**Given exercise:**
From the entries that follow, gather each line holding the word "this".

**Data extract:**
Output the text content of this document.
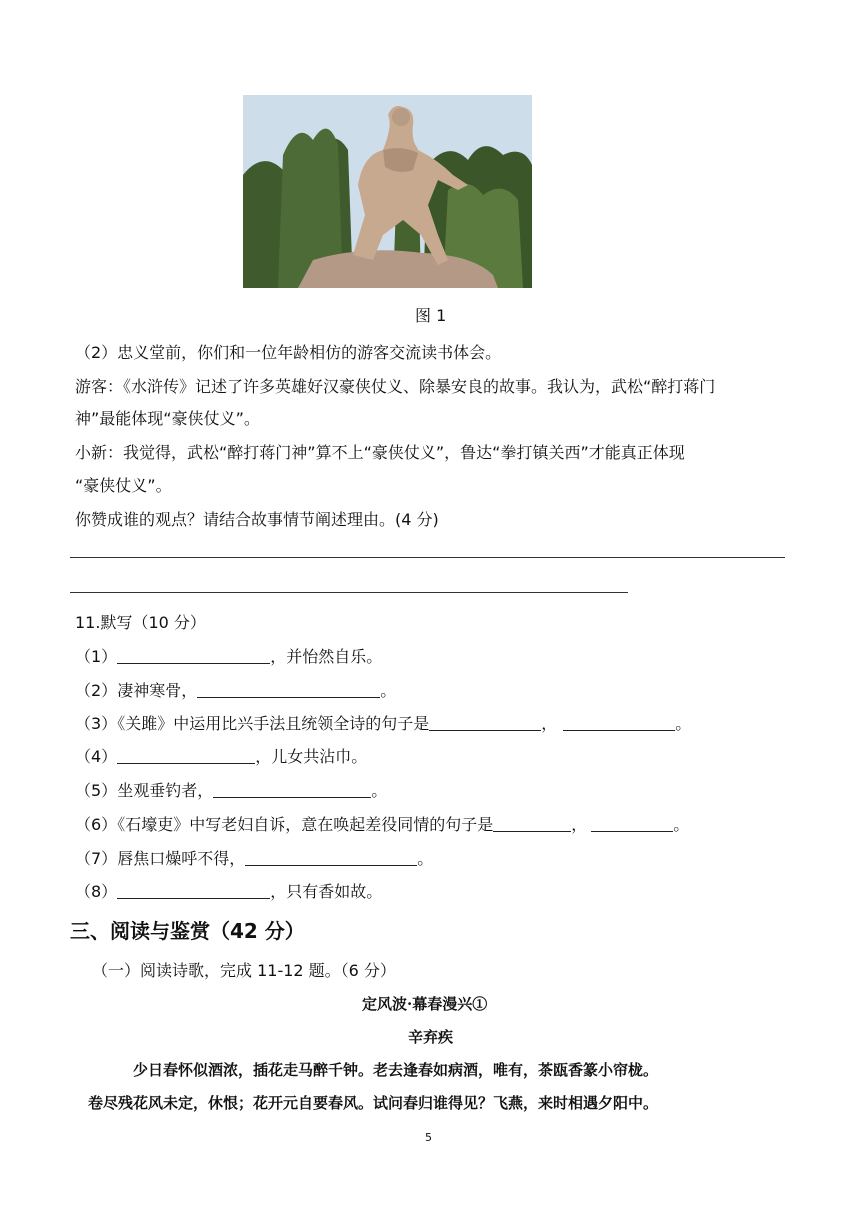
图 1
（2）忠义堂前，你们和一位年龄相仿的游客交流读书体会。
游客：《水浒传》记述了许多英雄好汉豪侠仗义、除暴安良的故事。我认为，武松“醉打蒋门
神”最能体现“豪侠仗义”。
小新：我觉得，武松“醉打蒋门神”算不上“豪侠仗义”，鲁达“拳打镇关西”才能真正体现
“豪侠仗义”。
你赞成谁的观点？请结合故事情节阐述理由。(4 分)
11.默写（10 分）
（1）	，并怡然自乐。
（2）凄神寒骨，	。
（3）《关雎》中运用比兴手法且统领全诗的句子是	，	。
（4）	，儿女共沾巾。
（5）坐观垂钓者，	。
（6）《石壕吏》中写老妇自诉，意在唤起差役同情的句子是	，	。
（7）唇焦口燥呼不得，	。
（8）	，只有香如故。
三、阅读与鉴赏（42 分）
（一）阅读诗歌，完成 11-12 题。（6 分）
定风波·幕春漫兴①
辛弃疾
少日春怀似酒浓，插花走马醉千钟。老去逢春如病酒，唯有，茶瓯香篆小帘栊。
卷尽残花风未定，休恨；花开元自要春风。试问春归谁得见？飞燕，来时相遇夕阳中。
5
...
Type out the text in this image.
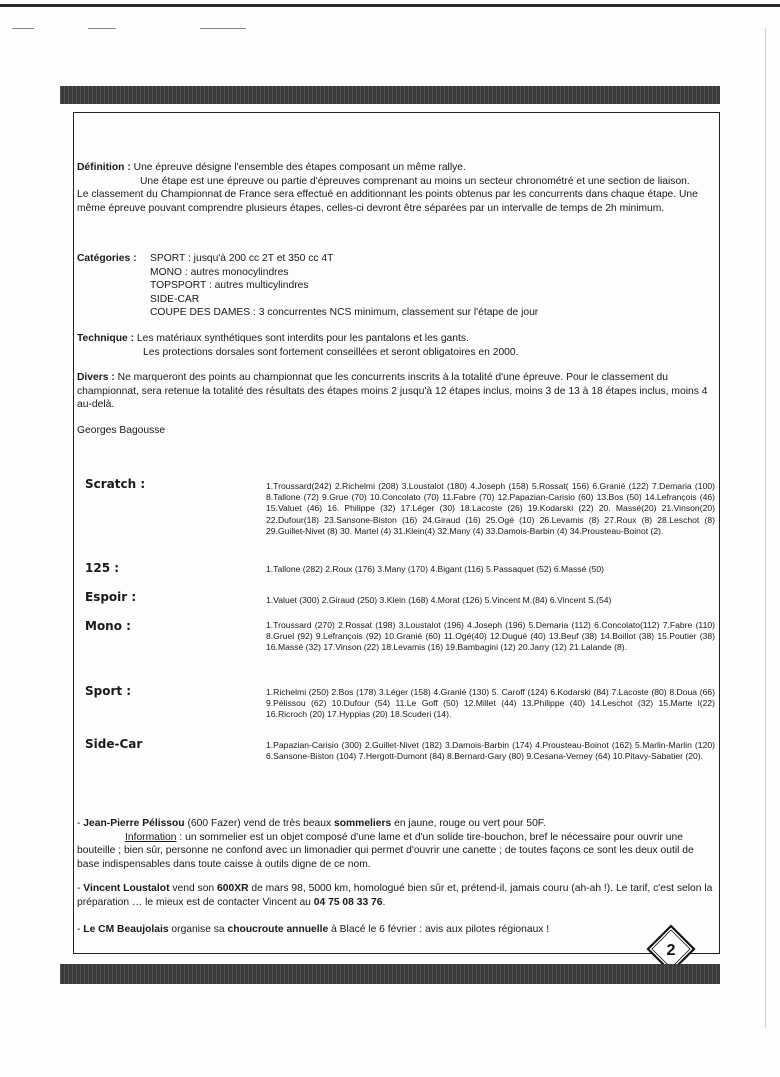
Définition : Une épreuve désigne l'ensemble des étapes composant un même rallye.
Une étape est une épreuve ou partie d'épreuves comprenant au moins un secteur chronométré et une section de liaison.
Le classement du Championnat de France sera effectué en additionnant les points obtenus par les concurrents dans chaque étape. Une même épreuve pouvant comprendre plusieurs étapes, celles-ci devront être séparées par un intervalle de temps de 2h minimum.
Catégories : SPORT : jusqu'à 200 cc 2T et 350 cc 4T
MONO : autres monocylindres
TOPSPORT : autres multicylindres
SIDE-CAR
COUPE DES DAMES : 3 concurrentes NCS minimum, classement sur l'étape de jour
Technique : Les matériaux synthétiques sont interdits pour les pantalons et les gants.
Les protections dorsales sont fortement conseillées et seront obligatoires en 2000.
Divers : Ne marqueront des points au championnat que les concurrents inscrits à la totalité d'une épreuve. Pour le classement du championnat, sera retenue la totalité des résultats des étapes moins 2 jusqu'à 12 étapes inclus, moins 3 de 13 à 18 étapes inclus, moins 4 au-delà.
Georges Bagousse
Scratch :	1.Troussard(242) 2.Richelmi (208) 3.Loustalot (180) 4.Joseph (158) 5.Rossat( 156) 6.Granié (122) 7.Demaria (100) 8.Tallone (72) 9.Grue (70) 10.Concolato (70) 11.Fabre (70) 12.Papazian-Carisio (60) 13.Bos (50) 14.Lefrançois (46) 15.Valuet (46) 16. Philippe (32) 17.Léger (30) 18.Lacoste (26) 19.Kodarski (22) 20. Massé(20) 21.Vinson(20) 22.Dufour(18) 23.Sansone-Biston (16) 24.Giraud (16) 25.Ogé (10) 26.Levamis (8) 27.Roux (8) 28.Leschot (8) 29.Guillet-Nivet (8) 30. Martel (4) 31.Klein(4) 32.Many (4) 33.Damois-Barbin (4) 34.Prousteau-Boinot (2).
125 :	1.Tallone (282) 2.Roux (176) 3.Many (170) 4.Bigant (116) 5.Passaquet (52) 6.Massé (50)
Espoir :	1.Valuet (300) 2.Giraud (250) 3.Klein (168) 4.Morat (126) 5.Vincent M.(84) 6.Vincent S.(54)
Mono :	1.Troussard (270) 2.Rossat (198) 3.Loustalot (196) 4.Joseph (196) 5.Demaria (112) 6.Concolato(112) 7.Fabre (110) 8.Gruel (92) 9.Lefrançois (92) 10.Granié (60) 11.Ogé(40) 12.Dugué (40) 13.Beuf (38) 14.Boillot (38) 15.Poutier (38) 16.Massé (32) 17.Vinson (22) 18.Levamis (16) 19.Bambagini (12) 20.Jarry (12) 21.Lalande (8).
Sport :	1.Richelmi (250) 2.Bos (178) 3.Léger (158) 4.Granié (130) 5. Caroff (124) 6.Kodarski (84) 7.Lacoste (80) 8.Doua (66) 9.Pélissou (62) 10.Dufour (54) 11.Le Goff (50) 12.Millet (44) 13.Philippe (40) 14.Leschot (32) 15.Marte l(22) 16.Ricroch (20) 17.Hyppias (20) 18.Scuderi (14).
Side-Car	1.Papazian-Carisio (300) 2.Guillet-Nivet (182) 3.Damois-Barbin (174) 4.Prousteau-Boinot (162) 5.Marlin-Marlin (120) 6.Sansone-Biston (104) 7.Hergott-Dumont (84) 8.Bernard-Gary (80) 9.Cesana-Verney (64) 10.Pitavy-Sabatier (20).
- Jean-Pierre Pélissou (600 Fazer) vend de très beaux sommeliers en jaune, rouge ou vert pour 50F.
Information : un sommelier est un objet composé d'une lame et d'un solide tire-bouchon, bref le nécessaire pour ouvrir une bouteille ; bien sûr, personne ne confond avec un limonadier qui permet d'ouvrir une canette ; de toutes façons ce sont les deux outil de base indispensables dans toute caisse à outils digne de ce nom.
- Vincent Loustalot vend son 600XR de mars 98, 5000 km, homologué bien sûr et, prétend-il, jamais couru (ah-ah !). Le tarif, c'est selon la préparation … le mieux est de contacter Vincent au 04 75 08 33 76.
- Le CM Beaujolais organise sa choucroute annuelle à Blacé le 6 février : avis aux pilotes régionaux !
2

**Finished exercise:**
Output the text content of this document.
Type out the text in this image.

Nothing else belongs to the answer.